- _What you will do_: Omit images. Retype all entries verbatim.

- _Records to process_:
==*==

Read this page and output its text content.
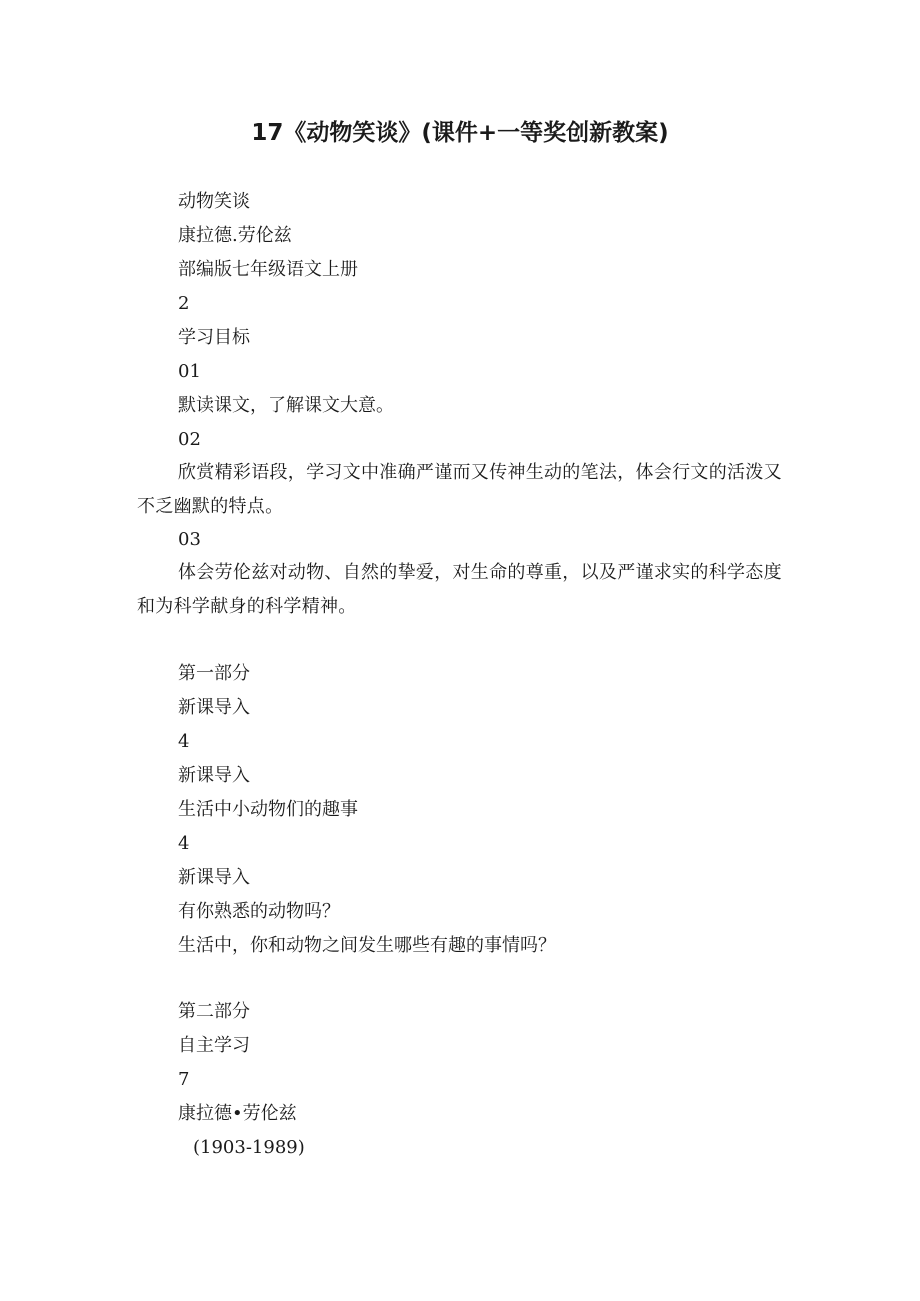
17《动物笑谈》(课件+一等奖创新教案)

动物笑谈

康拉德.劳伦兹

部编版七年级语文上册

2

学习目标

01

默读课文，了解课文大意。

02

欣赏精彩语段，学习文中准确严谨而又传神生动的笔法，体会行文的活泼又不乏幽默的特点。

03

体会劳伦兹对动物、自然的挚爱，对生命的尊重，以及严谨求实的科学态度和为科学献身的科学精神。

第一部分

新课导入

4

新课导入

生活中小动物们的趣事

4

新课导入

有你熟悉的动物吗？

生活中，你和动物之间发生哪些有趣的事情吗？

第二部分

自主学习

7

康拉德•劳伦兹

(1903-1989)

==*==

- _Output for this exercise_:
Read this page and output its text content.
17《动物笑谈》(课件+一等奖创新教案)

动物笑谈

康拉德.劳伦兹

部编版七年级语文上册

2

学习目标

01

默读课文，了解课文大意。

02

欣赏精彩语段，学习文中准确严谨而又传神生动的笔法，体会行文的活泼又不乏幽默的特点。

03

体会劳伦兹对动物、自然的挚爱，对生命的尊重，以及严谨求实的科学态度和为科学献身的科学精神。

第一部分

新课导入

4

新课导入

生活中小动物们的趣事

4

新课导入

有你熟悉的动物吗？

生活中，你和动物之间发生哪些有趣的事情吗？

第二部分

自主学习

7

康拉德•劳伦兹

(1903-1989)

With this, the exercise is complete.